(CONSIGNES):
A) Dans l'extrait sur Bordiga, recopiez le passage qui débute aux mots « Cette attitude est » et s'achève après « une telle fable. », en substituant « Zinoviev » à « Staline ».
B) Rédigez la suite de l'extrait sur Bordiga, à partir de sa dernière phrase.

Pour développer un combat politique plus efficace, Bordiga adopte, comme Trotsky, une attitude de prudence. Et il donne, deux ans plus tard, la clé de sa méthode dans la lettre à Korsch du 26 octobre 1926 : « Zinoviev et surtout Trotsky sont des hommes qui ont un grand sens de la réalité ; ils ont compris qu'il faut encore encaisser des coups sans passer à l'offensive ouverte ». Voilà comment les révolutionnaires agissent : avec patience. Ils sont capables de mener un long combat pour arriver à leurs fins, ils savent encaisser des coups, avancer prudemment et surtout travailler, tirer des leçons pour les combats futurs de la classe ouvrière.
Cette attitude est à mille lieues de celle des « révolutionnaires du dimanche » excités et avides d'on ne sait quel succès immédiat ou encore de celle de notre « révolutionnaire en chambre », RV, seulement intéressé à sauver son « moi ». Il fuit ses responsabilités en ne cessant de se lamenter de ce que le CCI lui aurait fait subir au cours du dernier débat interne auquel il a participé et qui aurait été, selon ses dires, pire que ce que Staline a fait subir à l'opposition de gauche (sic!). Au delà de son caractère calomnieux, cette comparaison serait risible si ce n'était une question très sérieuse. Et personne ne connaissant un tant soi peu l'histoire de l'Opposition et de sa fin tragique, ne croira une telle fable.
La crise de 1925-26
La poursuite du combat de Trotsky et celui de la gauche italienne.
La période qui suit le 5e Congrès de 1’IC est caractérisée par :
- la poursuite de la « bolchévisation » des PC et de ce que l'on a appelé le « cours droitier » de 1’IC. Le but de Staline et de ses sbires était d'éliminer en particulier les directions des partis français et allemand, c'est-à-dire celle de Treint et celle de Ruth Fischer, qui avaient été le fer de lance de Zinoviev au 5e Congrès de l’IC et qui n'étaient pas disposées à faire un tournant adroite.

(DONNÉES):
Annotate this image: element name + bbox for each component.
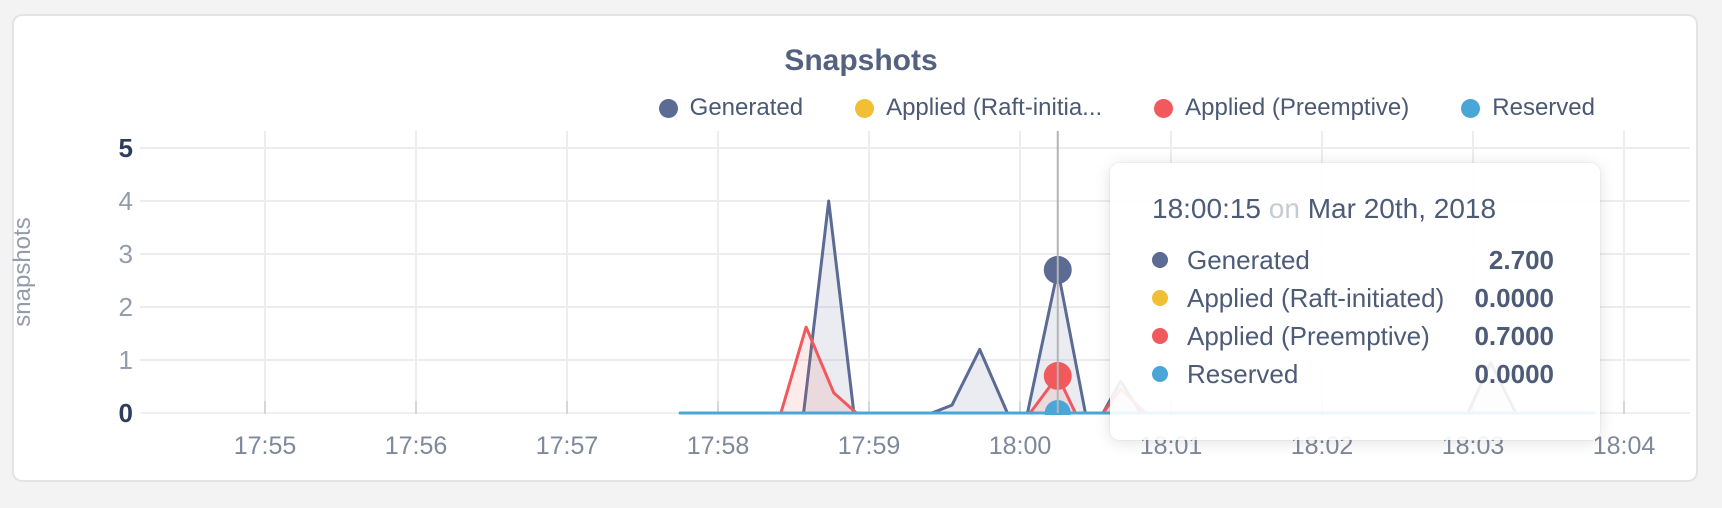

(RÉPONSES):
A)
Cette attitude est à mille lieues de celle des « révolutionnaires du dimanche » excités et avides d'on ne sait quel succès immédiat ou encore de celle de notre « révolutionnaire en chambre », RV, seulement intéressé à sauver son « moi ». Il fuit ses responsabilités en ne cessant de se lamenter de ce que le CCI lui aurait fait subir au cours du dernier débat interne auquel il a participé et qui aurait été, selon ses dires, pire que ce que Zinoviev a fait subir à l'opposition de gauche (sic!). Au delà de son caractère calomnieux, cette comparaison serait risible si ce n'était une question très sérieuse. Et personne ne connaissant un tant soi peu l'histoire de l'Opposition et de sa fin tragique, ne croira une telle fable.

B)
- la « stabilisation » du capitalisme, ce qui pour la direction de 11C voulait dire qu'il fallait prévoir « une adaptation». Il est dit dans le rapport d'activité politique du Comité central du 14e congrès du PCUS (décembre 1925): «Ce que nous avions pris à un certain moment pour une courte pause s'est transformée en toute une période».
En marge des débats du congrès, l'événement le plus important pour le mouvement ouvrier a été la désintégration, fin 1925, de la troïka Zinoviev, Kamenev, Staline, qui assurait la direction du PCUS et de L'Internationale depuis que Lénine avait été contraint de renoncer à son activité politique. Pourquoi cette désintégration? Son existence était liée au combat contre Trotsky. Quand celui-ci et la première opposition ont été muselés, Staline n'avait plus besoin des « vieux bolcheviks » autour de Zinoviev et de Kamenev pour prendre la direction de l'Etat, du parti russe et de 1’IC. La situation de « stabilisation » lui fournit l'occasion d'un changement de politique.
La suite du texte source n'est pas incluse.